Set problem | What follows is a set of entries. Repeat them exactly, but not their pictures.

Source material |

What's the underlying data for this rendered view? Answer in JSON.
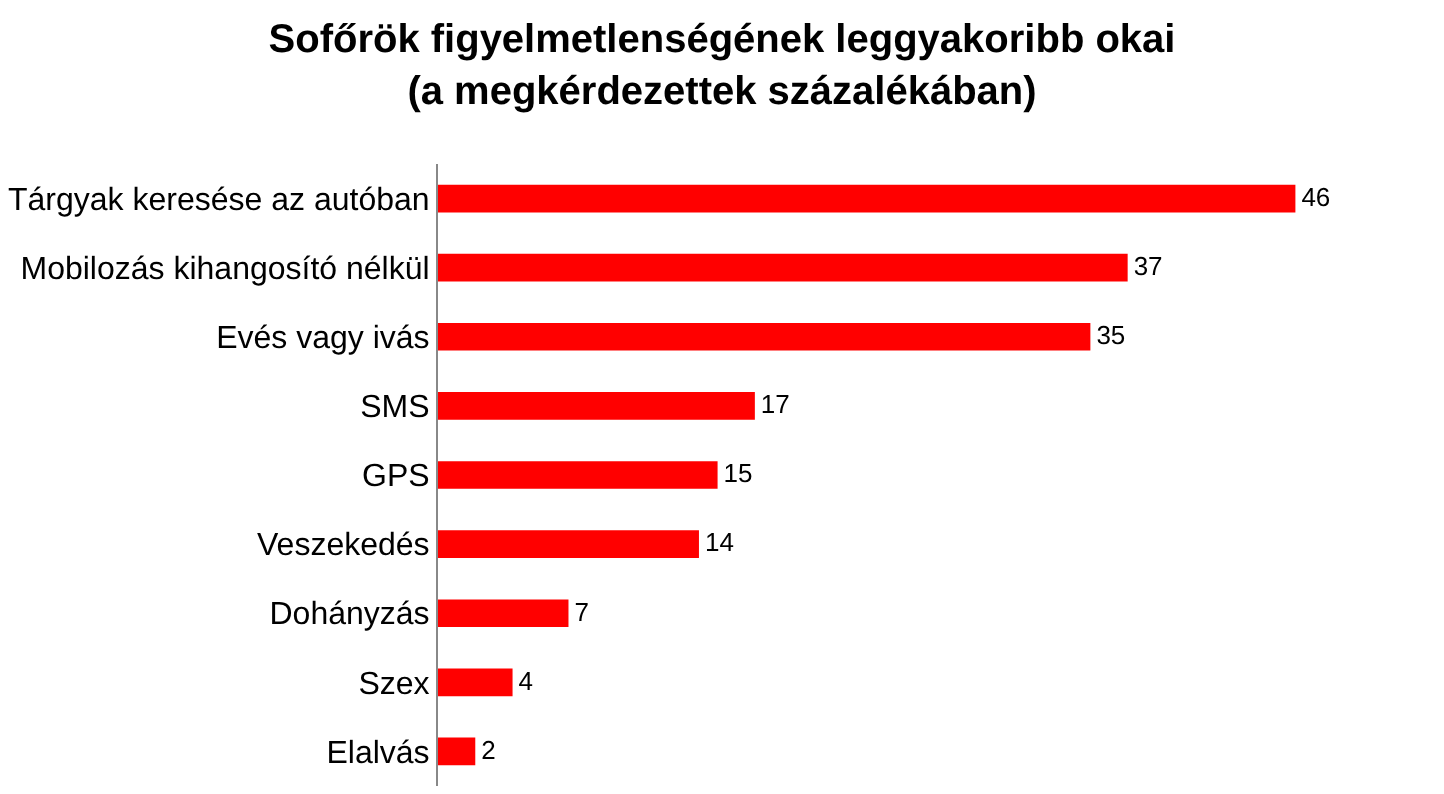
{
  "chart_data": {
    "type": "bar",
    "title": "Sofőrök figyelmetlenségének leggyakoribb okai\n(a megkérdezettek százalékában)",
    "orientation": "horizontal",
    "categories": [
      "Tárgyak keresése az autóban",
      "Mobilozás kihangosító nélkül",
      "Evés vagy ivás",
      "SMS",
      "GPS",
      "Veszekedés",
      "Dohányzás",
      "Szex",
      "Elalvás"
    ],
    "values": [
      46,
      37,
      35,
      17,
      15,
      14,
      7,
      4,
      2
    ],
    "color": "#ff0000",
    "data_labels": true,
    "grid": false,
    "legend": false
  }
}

Output of the exercise |
What's the underlying data for this rendered view? Answer in JSON.
{
  "chart_data": {
    "type": "bar",
    "title": "Sofőrök figyelmetlenségének leggyakoribb okai\n(a megkérdezettek százalékában)",
    "orientation": "horizontal",
    "categories": [
      "Tárgyak keresése az autóban",
      "Mobilozás kihangosító nélkül",
      "Evés vagy ivás",
      "SMS",
      "GPS",
      "Veszekedés",
      "Dohányzás",
      "Szex",
      "Elalvás"
    ],
    "values": [
      46,
      37,
      35,
      17,
      15,
      14,
      7,
      4,
      2
    ],
    "color": "#ff0000",
    "data_labels": true,
    "grid": false,
    "legend": false
  }
}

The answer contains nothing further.